EXCERPT PROVIDED
-*-*-

This module captures resumes from a web UI, performs preprocessing and generates concept hierarchy. The Preprocessing step involves converting the input resumes into a sequence of tokens which are then mapped onto one of the four sections – Personal, Work Experience, Education and Skills. The Skills section is then mapped against the Skills Graph to add context by augmenting them. Augmentation of skills results into extracting hidden meanings and associations between the skills. Each skill, mentioned in the input, is looked up in the graph. If found, all nodes from the specific node to the root of the graph are added as skills, and the resume is thus semantically augmented. For example, suppose a person has mentioned C++ in his resume. When this resume is passed through the skills graph, the system learns that C++ is an object oriented language and a new skill “Object Oriented Programming” is automatically added to his list of skills. This is done for each skill specified in a resume. The resumes are thus semantically enriched. The Concept Hierarchy Generation step involves creating concepts and representing them in the RDF format using Resume-RDF ontology. Python code, incorporating RDFLib , the Python RDF Library for working with RDF, has been implemented to: map the features extracted from the Segmentation step into the Resume class attribute. Consume the Resume-RDF namespace. Convert the resume attributes into RDF-triplets as per the Resume-RDF namespace .Persist the RDF concepts in Sesame triplet store. Sesame from Aduna, is a framework based on Java used for capturing, processing, storing and retrieving RDF data. This is a popular triplet store and supports both in-memory and on-disk mode of storing data.

-*-*-

DATASET EXCERPT
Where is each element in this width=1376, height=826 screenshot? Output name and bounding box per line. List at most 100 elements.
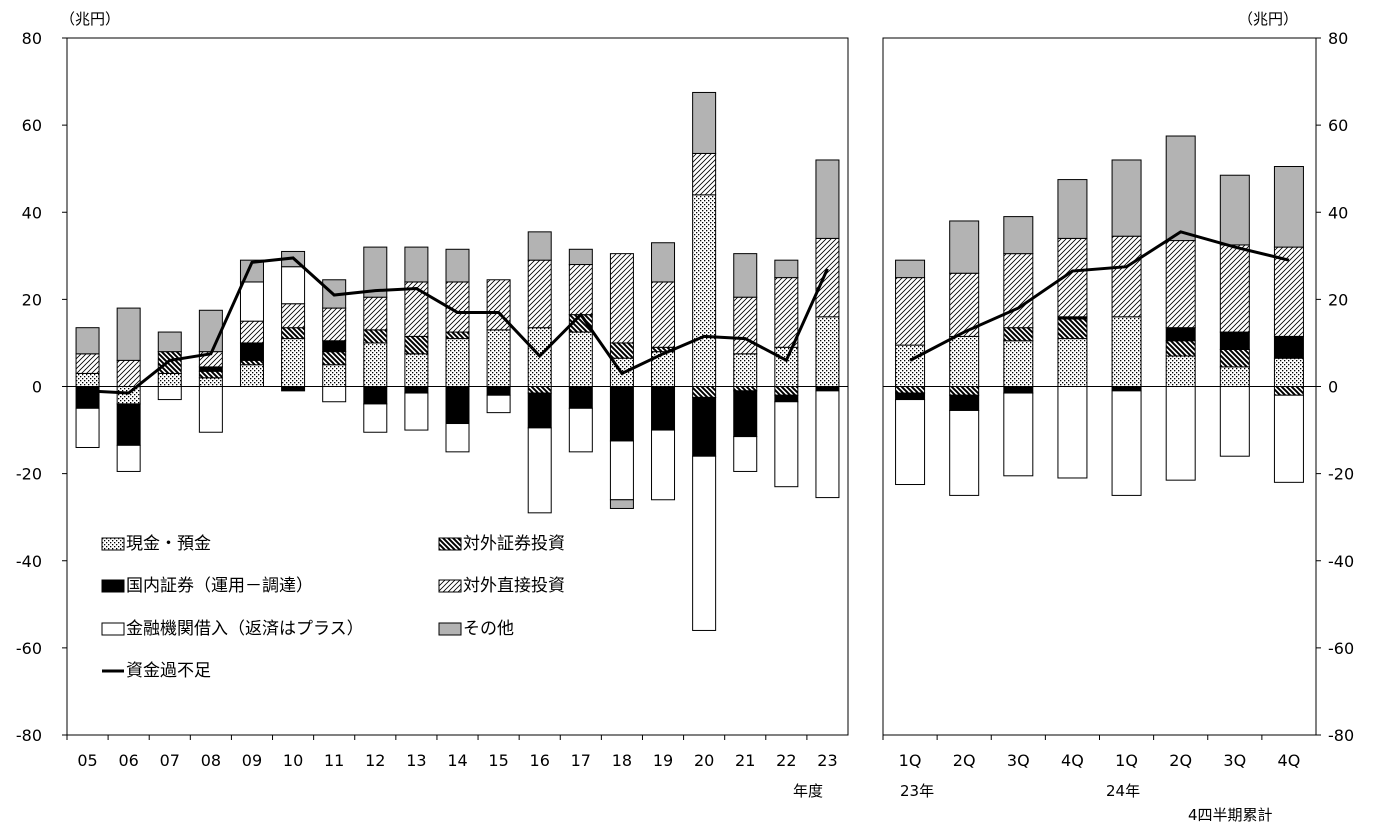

-*-*-

WRITTEN EXERCISE
In the text about resume processing, which four sections are the resume tokens mapped onto? The lines have nothing to do with the text about resume processing.

THE OUTPUT
Personal, Work Experience, Education and Skills.